Count the lines in the entries below that contain the string "swatch", and reply with only that number.

-- START Extracted data --

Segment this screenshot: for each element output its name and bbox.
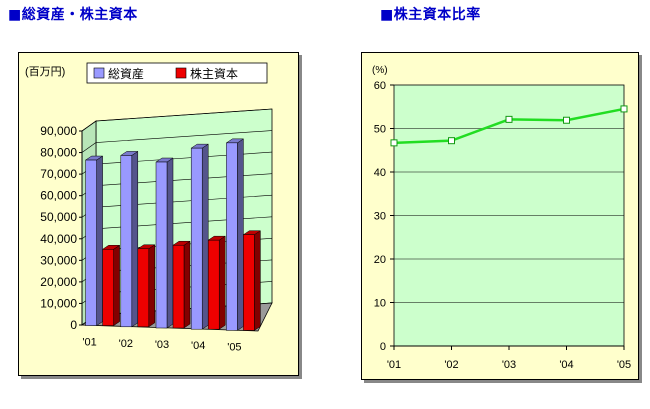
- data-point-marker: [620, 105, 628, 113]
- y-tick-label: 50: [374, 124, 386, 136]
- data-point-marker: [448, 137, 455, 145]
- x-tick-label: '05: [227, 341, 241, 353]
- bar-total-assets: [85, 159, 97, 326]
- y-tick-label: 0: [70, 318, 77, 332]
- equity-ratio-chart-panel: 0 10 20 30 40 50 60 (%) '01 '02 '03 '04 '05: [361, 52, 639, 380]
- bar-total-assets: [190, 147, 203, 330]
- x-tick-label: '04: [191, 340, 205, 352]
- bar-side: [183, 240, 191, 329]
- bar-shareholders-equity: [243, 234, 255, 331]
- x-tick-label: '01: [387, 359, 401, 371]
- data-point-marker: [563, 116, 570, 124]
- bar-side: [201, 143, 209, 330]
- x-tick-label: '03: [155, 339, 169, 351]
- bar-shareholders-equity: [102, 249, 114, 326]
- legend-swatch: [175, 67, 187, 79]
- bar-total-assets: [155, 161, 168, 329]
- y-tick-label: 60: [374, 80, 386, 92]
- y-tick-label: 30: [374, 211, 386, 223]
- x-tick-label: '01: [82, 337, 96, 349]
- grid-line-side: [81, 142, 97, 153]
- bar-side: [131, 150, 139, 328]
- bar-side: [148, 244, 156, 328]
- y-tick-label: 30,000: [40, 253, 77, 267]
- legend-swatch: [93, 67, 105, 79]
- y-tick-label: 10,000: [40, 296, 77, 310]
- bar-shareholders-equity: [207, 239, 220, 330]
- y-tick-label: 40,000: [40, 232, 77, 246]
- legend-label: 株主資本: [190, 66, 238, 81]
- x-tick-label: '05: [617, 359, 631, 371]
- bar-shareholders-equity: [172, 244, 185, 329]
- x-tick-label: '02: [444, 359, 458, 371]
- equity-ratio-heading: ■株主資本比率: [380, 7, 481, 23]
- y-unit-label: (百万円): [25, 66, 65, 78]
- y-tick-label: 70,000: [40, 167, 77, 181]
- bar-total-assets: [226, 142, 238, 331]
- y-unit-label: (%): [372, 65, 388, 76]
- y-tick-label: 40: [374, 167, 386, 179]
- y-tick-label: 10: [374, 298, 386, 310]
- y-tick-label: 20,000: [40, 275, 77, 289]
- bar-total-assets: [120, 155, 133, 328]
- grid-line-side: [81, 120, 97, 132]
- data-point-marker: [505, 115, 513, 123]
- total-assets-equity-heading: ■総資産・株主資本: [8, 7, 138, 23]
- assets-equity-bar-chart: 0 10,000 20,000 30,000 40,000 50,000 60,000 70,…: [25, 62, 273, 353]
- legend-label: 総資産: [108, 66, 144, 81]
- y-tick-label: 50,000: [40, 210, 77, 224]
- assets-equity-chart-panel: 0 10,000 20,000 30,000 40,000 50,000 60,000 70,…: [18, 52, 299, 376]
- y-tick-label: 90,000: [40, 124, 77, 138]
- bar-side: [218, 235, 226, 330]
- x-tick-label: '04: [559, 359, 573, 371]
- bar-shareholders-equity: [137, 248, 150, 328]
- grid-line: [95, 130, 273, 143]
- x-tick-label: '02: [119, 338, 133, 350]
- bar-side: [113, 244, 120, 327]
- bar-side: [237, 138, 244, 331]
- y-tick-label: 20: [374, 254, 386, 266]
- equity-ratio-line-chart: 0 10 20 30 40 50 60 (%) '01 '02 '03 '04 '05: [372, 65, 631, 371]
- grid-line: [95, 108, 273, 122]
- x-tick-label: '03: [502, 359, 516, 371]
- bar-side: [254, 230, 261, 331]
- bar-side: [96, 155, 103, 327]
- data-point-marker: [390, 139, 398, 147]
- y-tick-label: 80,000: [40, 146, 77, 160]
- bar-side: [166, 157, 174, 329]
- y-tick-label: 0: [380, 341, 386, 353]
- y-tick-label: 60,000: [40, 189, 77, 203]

-- END Extracted data --

== Solution to the exercise ==
2